_WHAT TO PRODUCE_.
Return the whole listing exactly as it stands.

_DATASET RECORDS_.
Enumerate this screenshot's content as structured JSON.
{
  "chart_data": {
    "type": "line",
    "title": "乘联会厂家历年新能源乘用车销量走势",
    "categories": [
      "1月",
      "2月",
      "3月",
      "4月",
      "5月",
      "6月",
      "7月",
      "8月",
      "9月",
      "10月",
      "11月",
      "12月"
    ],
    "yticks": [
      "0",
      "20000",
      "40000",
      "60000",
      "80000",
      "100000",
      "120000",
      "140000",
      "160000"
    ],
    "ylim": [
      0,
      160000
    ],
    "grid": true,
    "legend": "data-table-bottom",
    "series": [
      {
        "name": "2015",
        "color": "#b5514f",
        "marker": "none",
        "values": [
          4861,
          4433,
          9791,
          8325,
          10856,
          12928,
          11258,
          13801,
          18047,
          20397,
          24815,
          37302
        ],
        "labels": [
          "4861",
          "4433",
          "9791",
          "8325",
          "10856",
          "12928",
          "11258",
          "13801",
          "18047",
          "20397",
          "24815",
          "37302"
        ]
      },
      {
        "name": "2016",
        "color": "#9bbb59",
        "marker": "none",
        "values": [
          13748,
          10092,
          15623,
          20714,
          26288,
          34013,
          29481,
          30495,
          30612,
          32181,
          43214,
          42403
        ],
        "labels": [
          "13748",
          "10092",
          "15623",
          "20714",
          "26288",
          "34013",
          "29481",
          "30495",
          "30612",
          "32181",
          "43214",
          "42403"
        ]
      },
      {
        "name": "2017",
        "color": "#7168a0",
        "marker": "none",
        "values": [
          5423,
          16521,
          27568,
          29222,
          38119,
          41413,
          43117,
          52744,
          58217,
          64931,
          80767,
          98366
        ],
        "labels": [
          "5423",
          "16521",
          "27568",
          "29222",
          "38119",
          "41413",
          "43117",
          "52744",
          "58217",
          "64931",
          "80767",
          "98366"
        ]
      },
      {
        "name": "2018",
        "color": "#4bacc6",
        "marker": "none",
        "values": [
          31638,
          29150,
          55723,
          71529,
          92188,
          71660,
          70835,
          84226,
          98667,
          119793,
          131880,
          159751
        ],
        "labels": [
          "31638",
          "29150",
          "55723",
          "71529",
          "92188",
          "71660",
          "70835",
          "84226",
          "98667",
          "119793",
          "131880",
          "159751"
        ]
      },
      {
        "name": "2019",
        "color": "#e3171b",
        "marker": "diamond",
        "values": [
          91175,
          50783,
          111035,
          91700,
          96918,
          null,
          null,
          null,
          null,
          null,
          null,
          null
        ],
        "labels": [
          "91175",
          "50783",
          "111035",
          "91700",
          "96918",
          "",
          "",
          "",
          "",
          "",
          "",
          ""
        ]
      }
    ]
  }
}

_OUTPUT FOR THIS TASK_.
Enumerate this screenshot's content as structured JSON.
{
  "chart_data": {
    "type": "line",
    "title": "乘联会厂家历年新能源乘用车销量走势",
    "categories": [
      "1月",
      "2月",
      "3月",
      "4月",
      "5月",
      "6月",
      "7月",
      "8月",
      "9月",
      "10月",
      "11月",
      "12月"
    ],
    "yticks": [
      "0",
      "20000",
      "40000",
      "60000",
      "80000",
      "100000",
      "120000",
      "140000",
      "160000"
    ],
    "ylim": [
      0,
      160000
    ],
    "grid": true,
    "legend": "data-table-bottom",
    "series": [
      {
        "name": "2015",
        "color": "#b5514f",
        "marker": "none",
        "values": [
          4861,
          4433,
          9791,
          8325,
          10856,
          12928,
          11258,
          13801,
          18047,
          20397,
          24815,
          37302
        ],
        "labels": [
          "4861",
          "4433",
          "9791",
          "8325",
          "10856",
          "12928",
          "11258",
          "13801",
          "18047",
          "20397",
          "24815",
          "37302"
        ]
      },
      {
        "name": "2016",
        "color": "#9bbb59",
        "marker": "none",
        "values": [
          13748,
          10092,
          15623,
          20714,
          26288,
          34013,
          29481,
          30495,
          30612,
          32181,
          43214,
          42403
        ],
        "labels": [
          "13748",
          "10092",
          "15623",
          "20714",
          "26288",
          "34013",
          "29481",
          "30495",
          "30612",
          "32181",
          "43214",
          "42403"
        ]
      },
      {
        "name": "2017",
        "color": "#7168a0",
        "marker": "none",
        "values": [
          5423,
          16521,
          27568,
          29222,
          38119,
          41413,
          43117,
          52744,
          58217,
          64931,
          80767,
          98366
        ],
        "labels": [
          "5423",
          "16521",
          "27568",
          "29222",
          "38119",
          "41413",
          "43117",
          "52744",
          "58217",
          "64931",
          "80767",
          "98366"
        ]
      },
      {
        "name": "2018",
        "color": "#4bacc6",
        "marker": "none",
        "values": [
          31638,
          29150,
          55723,
          71529,
          92188,
          71660,
          70835,
          84226,
          98667,
          119793,
          131880,
          159751
        ],
        "labels": [
          "31638",
          "29150",
          "55723",
          "71529",
          "92188",
          "71660",
          "70835",
          "84226",
          "98667",
          "119793",
          "131880",
          "159751"
        ]
      },
      {
        "name": "2019",
        "color": "#e3171b",
        "marker": "diamond",
        "values": [
          91175,
          50783,
          111035,
          91700,
          96918,
          null,
          null,
          null,
          null,
          null,
          null,
          null
        ],
        "labels": [
          "91175",
          "50783",
          "111035",
          "91700",
          "96918",
          "",
          "",
          "",
          "",
          "",
          "",
          ""
        ]
      }
    ]
  }
}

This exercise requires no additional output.